- Directions for this task: Collect each line of the records containing the string "text".

[Data entries]
######
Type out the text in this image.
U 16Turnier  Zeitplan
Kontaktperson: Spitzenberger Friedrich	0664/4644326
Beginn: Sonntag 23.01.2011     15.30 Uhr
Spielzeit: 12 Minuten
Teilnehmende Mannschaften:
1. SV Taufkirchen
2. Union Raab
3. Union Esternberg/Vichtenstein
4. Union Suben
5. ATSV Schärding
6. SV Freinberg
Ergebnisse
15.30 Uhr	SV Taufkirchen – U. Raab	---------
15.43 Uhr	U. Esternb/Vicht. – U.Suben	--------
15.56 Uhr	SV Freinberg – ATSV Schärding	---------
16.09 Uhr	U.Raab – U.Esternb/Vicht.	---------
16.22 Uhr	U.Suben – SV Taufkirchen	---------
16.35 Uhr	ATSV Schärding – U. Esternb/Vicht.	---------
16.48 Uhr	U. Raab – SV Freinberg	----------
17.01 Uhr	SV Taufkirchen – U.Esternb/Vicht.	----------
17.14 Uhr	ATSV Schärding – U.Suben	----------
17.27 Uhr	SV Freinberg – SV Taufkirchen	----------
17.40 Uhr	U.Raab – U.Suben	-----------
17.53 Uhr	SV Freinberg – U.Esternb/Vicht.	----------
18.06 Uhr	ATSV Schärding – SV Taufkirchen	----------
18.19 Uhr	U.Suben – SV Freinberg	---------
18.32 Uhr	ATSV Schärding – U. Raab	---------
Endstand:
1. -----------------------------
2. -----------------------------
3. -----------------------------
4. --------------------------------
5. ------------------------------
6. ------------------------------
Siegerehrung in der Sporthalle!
######
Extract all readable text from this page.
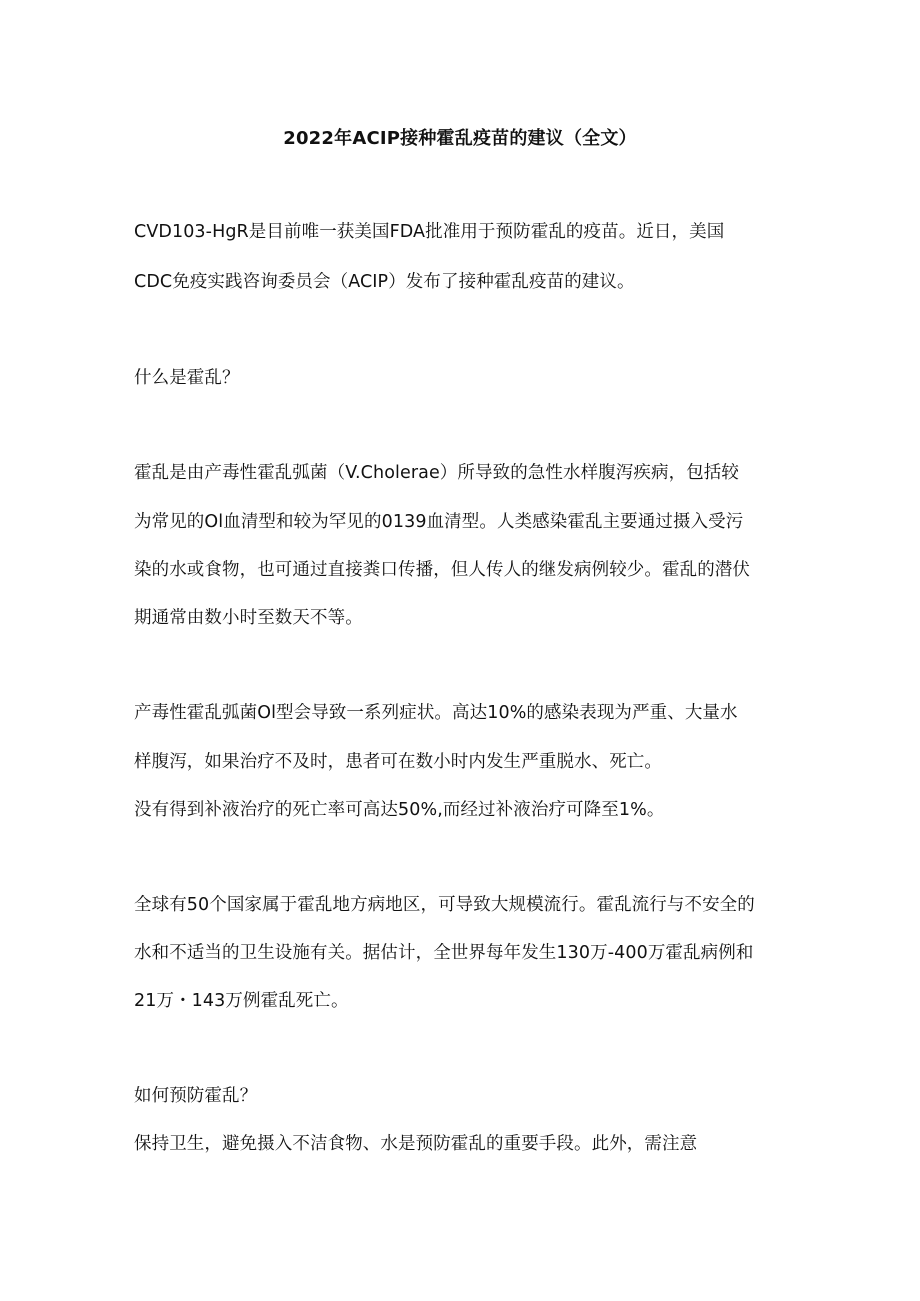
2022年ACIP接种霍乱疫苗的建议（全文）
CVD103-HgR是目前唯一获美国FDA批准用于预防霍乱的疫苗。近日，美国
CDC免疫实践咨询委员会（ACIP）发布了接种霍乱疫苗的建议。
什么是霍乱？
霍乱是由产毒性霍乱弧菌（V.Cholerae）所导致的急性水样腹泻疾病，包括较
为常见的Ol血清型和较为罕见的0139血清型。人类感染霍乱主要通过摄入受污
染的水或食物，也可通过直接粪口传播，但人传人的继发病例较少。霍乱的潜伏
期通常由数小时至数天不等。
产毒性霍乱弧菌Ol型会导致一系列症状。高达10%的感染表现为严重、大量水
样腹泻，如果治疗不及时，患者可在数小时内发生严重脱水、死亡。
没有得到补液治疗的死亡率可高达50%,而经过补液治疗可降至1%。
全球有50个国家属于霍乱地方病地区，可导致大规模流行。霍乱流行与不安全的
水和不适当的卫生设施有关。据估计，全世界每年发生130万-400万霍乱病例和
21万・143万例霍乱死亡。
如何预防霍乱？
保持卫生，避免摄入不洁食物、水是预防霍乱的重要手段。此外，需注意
######
- Output:
Type out the text in this image.
Extract all readable text from this page.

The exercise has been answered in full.